— Start of RECORD LIST —

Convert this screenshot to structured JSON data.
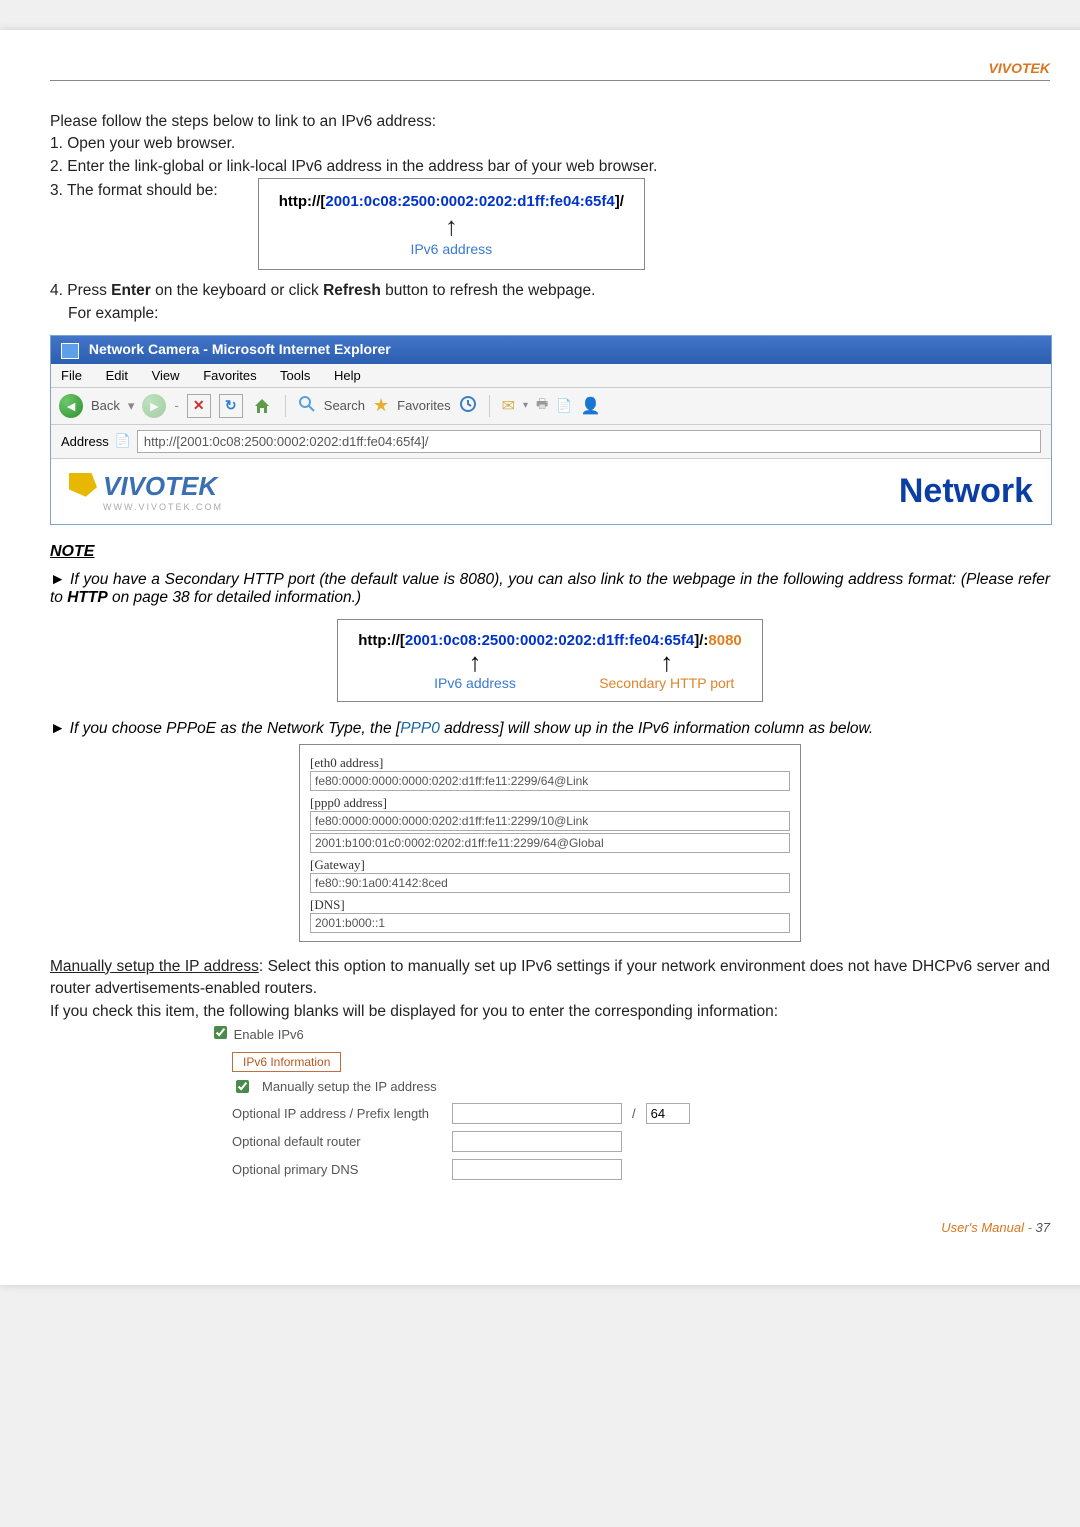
{
  "header": {
    "brand": "VIVOTEK"
  },
  "intro": {
    "lead": "Please follow the steps below to link to an IPv6 address:",
    "step1": "1. Open your web browser.",
    "step2": "2. Enter the link-global or link-local IPv6 address in the address bar of your web browser.",
    "step3": "3. The format should be:"
  },
  "url1": {
    "prefix": "http://[",
    "addr": "2001:0c08:2500:0002:0202:d1ff:fe04:65f4",
    "suffix": "]/",
    "label": "IPv6 address"
  },
  "step4": {
    "a": "4. Press ",
    "enter": "Enter",
    "b": " on the keyboard or click ",
    "refresh": "Refresh",
    "c": " button to refresh the webpage.",
    "eg": "For example:"
  },
  "ie": {
    "title": "Network Camera - Microsoft Internet Explorer",
    "menu": {
      "file": "File",
      "edit": "Edit",
      "view": "View",
      "fav": "Favorites",
      "tools": "Tools",
      "help": "Help"
    },
    "toolbar": {
      "back": "Back",
      "search": "Search",
      "favorites": "Favorites"
    },
    "addrlabel": "Address",
    "addrval": "http://[2001:0c08:2500:0002:0202:d1ff:fe04:65f4]/",
    "logo": "VIVOTEK",
    "logosub": "WWW.VIVOTEK.COM",
    "network": "Network "
  },
  "note": {
    "title": "NOTE",
    "n1a": "► If you have a Secondary HTTP port (the default value is 8080), you can also link to the webpage in the following address format: (Please refer to ",
    "n1b": "HTTP",
    "n1c": " on page 38 for detailed information.)"
  },
  "url2": {
    "prefix": "http://[",
    "addr": "2001:0c08:2500:0002:0202:d1ff:fe04:65f4",
    "mid": "]/:",
    "port": "8080",
    "label1": "IPv6 address",
    "label2": "Secondary HTTP port"
  },
  "note2": {
    "a": "► If you choose PPPoE as the Network Type, the [",
    "ppp": "PPP0",
    "b": " address] will show up in the IPv6 information column as below."
  },
  "ipv6box": {
    "eth0": "[eth0 address]",
    "eth0v": "fe80:0000:0000:0000:0202:d1ff:fe11:2299/64@Link",
    "ppp0": "[ppp0 address]",
    "ppp0v1": "fe80:0000:0000:0000:0202:d1ff:fe11:2299/10@Link",
    "ppp0v2": "2001:b100:01c0:0002:0202:d1ff:fe11:2299/64@Global",
    "gw": "[Gateway]",
    "gwv": "fe80::90:1a00:4142:8ced",
    "dns": "[DNS]",
    "dnsv": "2001:b000::1"
  },
  "manual": {
    "lead_u": "Manually setup the IP address",
    "lead_rest": ": Select this option to manually set up IPv6 settings if your network environment does not have DHCPv6 server and router advertisements-enabled routers.",
    "line2": "If you check this item, the following blanks will be displayed for you to enter the corresponding information:"
  },
  "settings": {
    "enable": "Enable IPv6",
    "info_btn": "IPv6 Information",
    "manual_cb": "Manually setup the IP address",
    "opt_ip": "Optional IP address / Prefix length",
    "prefix": "64",
    "sep": "/",
    "opt_router": "Optional default router",
    "opt_dns": "Optional primary DNS"
  },
  "footer": {
    "label": "User's Manual - ",
    "page": "37"
  }
}
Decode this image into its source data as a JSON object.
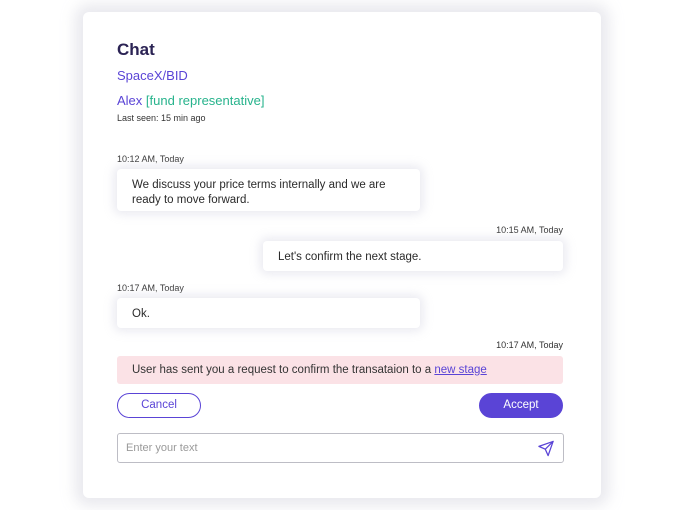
{
  "chat": {
    "title": "Chat",
    "deal": "SpaceX/BID",
    "contact_name": "Alex",
    "contact_role_open": "[",
    "contact_role": "fund representative",
    "contact_role_close": "]",
    "last_seen": "Last seen: 15 min ago"
  },
  "messages": [
    {
      "time": "10:12 AM, Today",
      "text": "We discuss your price terms internally and we are ready to move forward.",
      "side": "left"
    },
    {
      "time": "10:15 AM, Today",
      "text": "Let's confirm the next stage.",
      "side": "right"
    },
    {
      "time": "10:17 AM, Today",
      "text": "Ok.",
      "side": "left"
    },
    {
      "time": "10:17 AM, Today",
      "side": "right"
    }
  ],
  "notice": {
    "text": "User has sent you a request to confirm the transataion to a ",
    "link": "new stage"
  },
  "actions": {
    "cancel_label": "Cancel",
    "accept_label": "Accept"
  },
  "composer": {
    "placeholder": "Enter your text",
    "value": "",
    "send_icon": "send-icon"
  },
  "colors": {
    "accent": "#5a44d6",
    "role_green": "#27b38c",
    "title_dark": "#2b2354",
    "notice_bg": "#fbe2e6"
  }
}
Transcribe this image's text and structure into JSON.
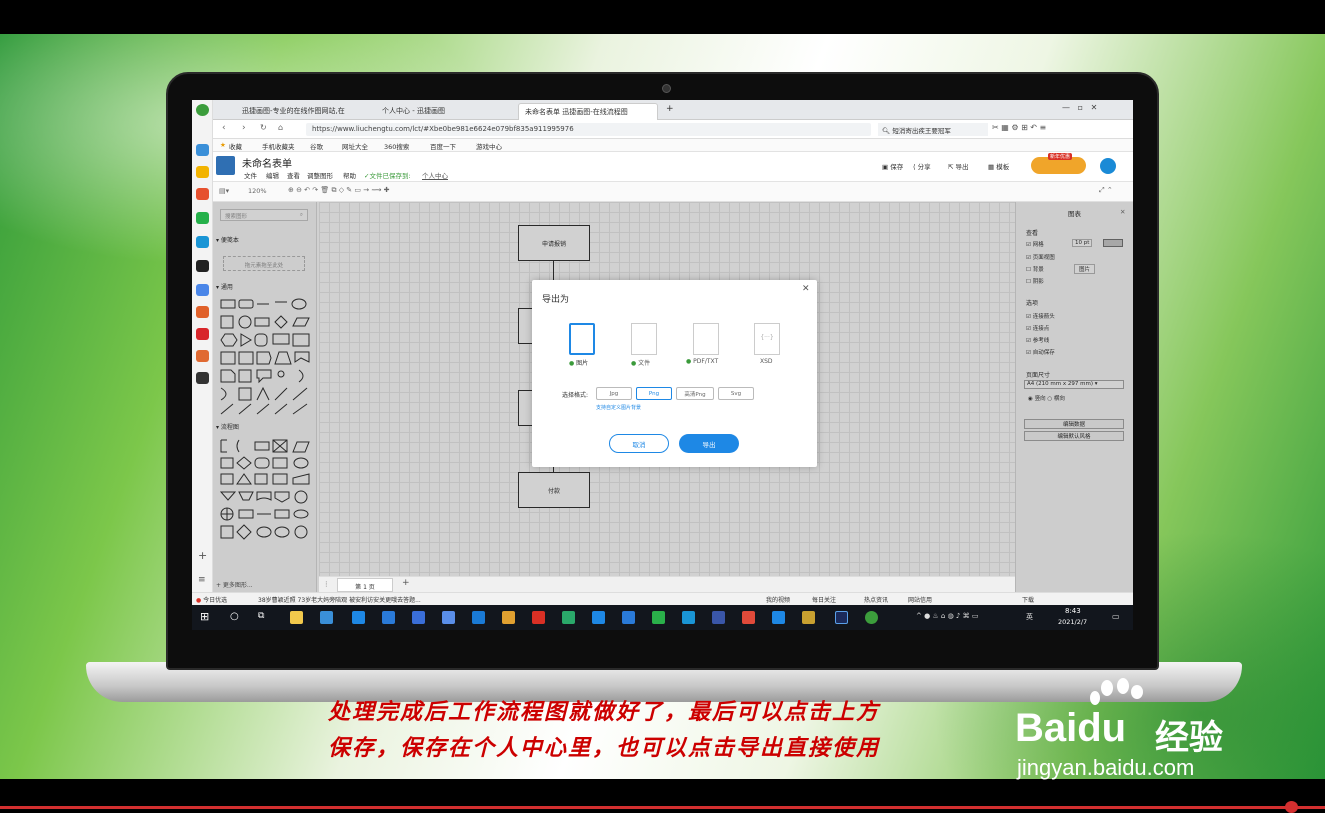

— End of RECORD LIST —

§ GIVEN INSTRUCTION: Leave the pictures out and write out every entry exactly as given.

§ ANSWER TO THE PROBLEM:
Convert this screenshot to structured JSON data.
{
  "header": {
    "brand": "VIVOTEK"
  },
  "intro": {
    "lead": "Please follow the steps below to link to an IPv6 address:",
    "step1": "1. Open your web browser.",
    "step2": "2. Enter the link-global or link-local IPv6 address in the address bar of your web browser.",
    "step3": "3. The format should be:"
  },
  "url1": {
    "prefix": "http://[",
    "addr": "2001:0c08:2500:0002:0202:d1ff:fe04:65f4",
    "suffix": "]/",
    "label": "IPv6 address"
  },
  "step4": {
    "a": "4. Press ",
    "enter": "Enter",
    "b": " on the keyboard or click ",
    "refresh": "Refresh",
    "c": " button to refresh the webpage.",
    "eg": "For example:"
  },
  "ie": {
    "title": "Network Camera - Microsoft Internet Explorer",
    "menu": {
      "file": "File",
      "edit": "Edit",
      "view": "View",
      "fav": "Favorites",
      "tools": "Tools",
      "help": "Help"
    },
    "toolbar": {
      "back": "Back",
      "search": "Search",
      "favorites": "Favorites"
    },
    "addrlabel": "Address",
    "addrval": "http://[2001:0c08:2500:0002:0202:d1ff:fe04:65f4]/",
    "logo": "VIVOTEK",
    "logosub": "WWW.VIVOTEK.COM",
    "network": "Network "
  },
  "note": {
    "title": "NOTE",
    "n1a": "► If you have a Secondary HTTP port (the default value is 8080), you can also link to the webpage in the following address format: (Please refer to ",
    "n1b": "HTTP",
    "n1c": " on page 38 for detailed information.)"
  },
  "url2": {
    "prefix": "http://[",
    "addr": "2001:0c08:2500:0002:0202:d1ff:fe04:65f4",
    "mid": "]/:",
    "port": "8080",
    "label1": "IPv6 address",
    "label2": "Secondary HTTP port"
  },
  "note2": {
    "a": "► If you choose PPPoE as the Network Type, the [",
    "ppp": "PPP0",
    "b": " address] will show up in the IPv6 information column as below."
  },
  "ipv6box": {
    "eth0": "[eth0 address]",
    "eth0v": "fe80:0000:0000:0000:0202:d1ff:fe11:2299/64@Link",
    "ppp0": "[ppp0 address]",
    "ppp0v1": "fe80:0000:0000:0000:0202:d1ff:fe11:2299/10@Link",
    "ppp0v2": "2001:b100:01c0:0002:0202:d1ff:fe11:2299/64@Global",
    "gw": "[Gateway]",
    "gwv": "fe80::90:1a00:4142:8ced",
    "dns": "[DNS]",
    "dnsv": "2001:b000::1"
  },
  "manual": {
    "lead_u": "Manually setup the IP address",
    "lead_rest": ": Select this option to manually set up IPv6 settings if your network environment does not have DHCPv6 server and router advertisements-enabled routers.",
    "line2": "If you check this item, the following blanks will be displayed for you to enter the corresponding information:"
  },
  "settings": {
    "enable": "Enable IPv6",
    "info_btn": "IPv6 Information",
    "manual_cb": "Manually setup the IP address",
    "opt_ip": "Optional IP address / Prefix length",
    "prefix": "64",
    "sep": "/",
    "opt_router": "Optional default router",
    "opt_dns": "Optional primary DNS"
  },
  "footer": {
    "label": "User's Manual - ",
    "page": "37"
  }
}
Decode this image into its source data as a JSON object.
{
  "chat": {
    "title": "Chat",
    "deal": "SpaceX/BID",
    "contact_name": "Alex",
    "contact_role_open": "[",
    "contact_role": "fund representative",
    "contact_role_close": "]",
    "last_seen": "Last seen: 15 min ago"
  },
  "messages": [
    {
      "time": "10:12 AM, Today",
      "text": "We discuss your price terms internally and we are ready to move forward.",
      "side": "left"
    },
    {
      "time": "10:15 AM, Today",
      "text": "Let's confirm the next stage.",
      "side": "right"
    },
    {
      "time": "10:17 AM, Today",
      "text": "Ok.",
      "side": "left"
    },
    {
      "time": "10:17 AM, Today",
      "side": "right"
    }
  ],
  "notice": {
    "text": "User has sent you a request to confirm the transataion to a ",
    "link": "new stage"
  },
  "actions": {
    "cancel_label": "Cancel",
    "accept_label": "Accept"
  },
  "composer": {
    "placeholder": "Enter your text",
    "value": "",
    "send_icon": "send-icon"
  },
  "colors": {
    "accent": "#5a44d6",
    "role_green": "#27b38c",
    "title_dark": "#2b2354",
    "notice_bg": "#fbe2e6"
  }
}
Transcribe this image's text and structure into JSON.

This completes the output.